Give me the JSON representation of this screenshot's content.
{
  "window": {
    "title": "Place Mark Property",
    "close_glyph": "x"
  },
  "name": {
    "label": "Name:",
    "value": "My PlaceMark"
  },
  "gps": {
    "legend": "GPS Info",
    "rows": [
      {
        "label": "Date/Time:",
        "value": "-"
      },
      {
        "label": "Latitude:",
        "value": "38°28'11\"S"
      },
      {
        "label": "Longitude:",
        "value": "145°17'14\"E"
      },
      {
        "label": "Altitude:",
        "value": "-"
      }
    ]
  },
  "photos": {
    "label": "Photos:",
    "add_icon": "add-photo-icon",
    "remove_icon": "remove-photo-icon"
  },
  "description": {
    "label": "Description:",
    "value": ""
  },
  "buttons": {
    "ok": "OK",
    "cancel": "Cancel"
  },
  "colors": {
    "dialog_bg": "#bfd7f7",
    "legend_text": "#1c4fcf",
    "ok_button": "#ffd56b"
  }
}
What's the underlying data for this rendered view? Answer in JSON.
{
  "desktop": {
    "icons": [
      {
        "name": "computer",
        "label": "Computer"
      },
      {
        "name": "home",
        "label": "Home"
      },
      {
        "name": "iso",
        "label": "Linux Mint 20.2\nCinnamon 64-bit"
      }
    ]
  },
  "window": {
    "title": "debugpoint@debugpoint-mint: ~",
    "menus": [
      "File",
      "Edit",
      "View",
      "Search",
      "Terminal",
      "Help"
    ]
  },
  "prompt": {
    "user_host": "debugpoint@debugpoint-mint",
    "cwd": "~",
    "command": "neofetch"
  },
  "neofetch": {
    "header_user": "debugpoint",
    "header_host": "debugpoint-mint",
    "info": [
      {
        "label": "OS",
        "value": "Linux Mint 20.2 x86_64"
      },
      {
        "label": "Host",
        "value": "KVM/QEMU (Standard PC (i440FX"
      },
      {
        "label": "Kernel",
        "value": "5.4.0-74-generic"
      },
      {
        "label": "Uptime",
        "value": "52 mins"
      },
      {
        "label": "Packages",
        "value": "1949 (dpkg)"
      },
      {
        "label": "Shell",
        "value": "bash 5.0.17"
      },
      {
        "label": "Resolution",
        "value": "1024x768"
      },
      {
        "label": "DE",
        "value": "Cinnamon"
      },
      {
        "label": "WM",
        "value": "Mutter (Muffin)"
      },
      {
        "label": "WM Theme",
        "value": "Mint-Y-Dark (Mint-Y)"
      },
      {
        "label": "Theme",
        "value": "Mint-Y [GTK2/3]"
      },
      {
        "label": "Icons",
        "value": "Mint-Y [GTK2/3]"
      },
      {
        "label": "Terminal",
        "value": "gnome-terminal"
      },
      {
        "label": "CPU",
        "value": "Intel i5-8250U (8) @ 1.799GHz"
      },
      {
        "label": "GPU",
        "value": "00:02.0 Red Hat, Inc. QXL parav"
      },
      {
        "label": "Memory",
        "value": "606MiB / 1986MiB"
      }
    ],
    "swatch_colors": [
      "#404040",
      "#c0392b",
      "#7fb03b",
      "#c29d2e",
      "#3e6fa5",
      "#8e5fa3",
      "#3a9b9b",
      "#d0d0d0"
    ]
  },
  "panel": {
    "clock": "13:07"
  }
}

==*==

Reproduce the entries above exactly.

Give me the JSON representation of this screenshot's content.
{
  "window": {
    "title": "Place Mark Property",
    "close_glyph": "x"
  },
  "name": {
    "label": "Name:",
    "value": "My PlaceMark"
  },
  "gps": {
    "legend": "GPS Info",
    "rows": [
      {
        "label": "Date/Time:",
        "value": "-"
      },
      {
        "label": "Latitude:",
        "value": "38°28'11\"S"
      },
      {
        "label": "Longitude:",
        "value": "145°17'14\"E"
      },
      {
        "label": "Altitude:",
        "value": "-"
      }
    ]
  },
  "photos": {
    "label": "Photos:",
    "add_icon": "add-photo-icon",
    "remove_icon": "remove-photo-icon"
  },
  "description": {
    "label": "Description:",
    "value": ""
  },
  "buttons": {
    "ok": "OK",
    "cancel": "Cancel"
  },
  "colors": {
    "dialog_bg": "#bfd7f7",
    "legend_text": "#1c4fcf",
    "ok_button": "#ffd56b"
  }
}
What's the underlying data for this rendered view? Answer in JSON.
{
  "desktop": {
    "icons": [
      {
        "name": "computer",
        "label": "Computer"
      },
      {
        "name": "home",
        "label": "Home"
      },
      {
        "name": "iso",
        "label": "Linux Mint 20.2\nCinnamon 64-bit"
      }
    ]
  },
  "window": {
    "title": "debugpoint@debugpoint-mint: ~",
    "menus": [
      "File",
      "Edit",
      "View",
      "Search",
      "Terminal",
      "Help"
    ]
  },
  "prompt": {
    "user_host": "debugpoint@debugpoint-mint",
    "cwd": "~",
    "command": "neofetch"
  },
  "neofetch": {
    "header_user": "debugpoint",
    "header_host": "debugpoint-mint",
    "info": [
      {
        "label": "OS",
        "value": "Linux Mint 20.2 x86_64"
      },
      {
        "label": "Host",
        "value": "KVM/QEMU (Standard PC (i440FX"
      },
      {
        "label": "Kernel",
        "value": "5.4.0-74-generic"
      },
      {
        "label": "Uptime",
        "value": "52 mins"
      },
      {
        "label": "Packages",
        "value": "1949 (dpkg)"
      },
      {
        "label": "Shell",
        "value": "bash 5.0.17"
      },
      {
        "label": "Resolution",
        "value": "1024x768"
      },
      {
        "label": "DE",
        "value": "Cinnamon"
      },
      {
        "label": "WM",
        "value": "Mutter (Muffin)"
      },
      {
        "label": "WM Theme",
        "value": "Mint-Y-Dark (Mint-Y)"
      },
      {
        "label": "Theme",
        "value": "Mint-Y [GTK2/3]"
      },
      {
        "label": "Icons",
        "value": "Mint-Y [GTK2/3]"
      },
      {
        "label": "Terminal",
        "value": "gnome-terminal"
      },
      {
        "label": "CPU",
        "value": "Intel i5-8250U (8) @ 1.799GHz"
      },
      {
        "label": "GPU",
        "value": "00:02.0 Red Hat, Inc. QXL parav"
      },
      {
        "label": "Memory",
        "value": "606MiB / 1986MiB"
      }
    ],
    "swatch_colors": [
      "#404040",
      "#c0392b",
      "#7fb03b",
      "#c29d2e",
      "#3e6fa5",
      "#8e5fa3",
      "#3a9b9b",
      "#d0d0d0"
    ]
  },
  "panel": {
    "clock": "13:07"
  }
}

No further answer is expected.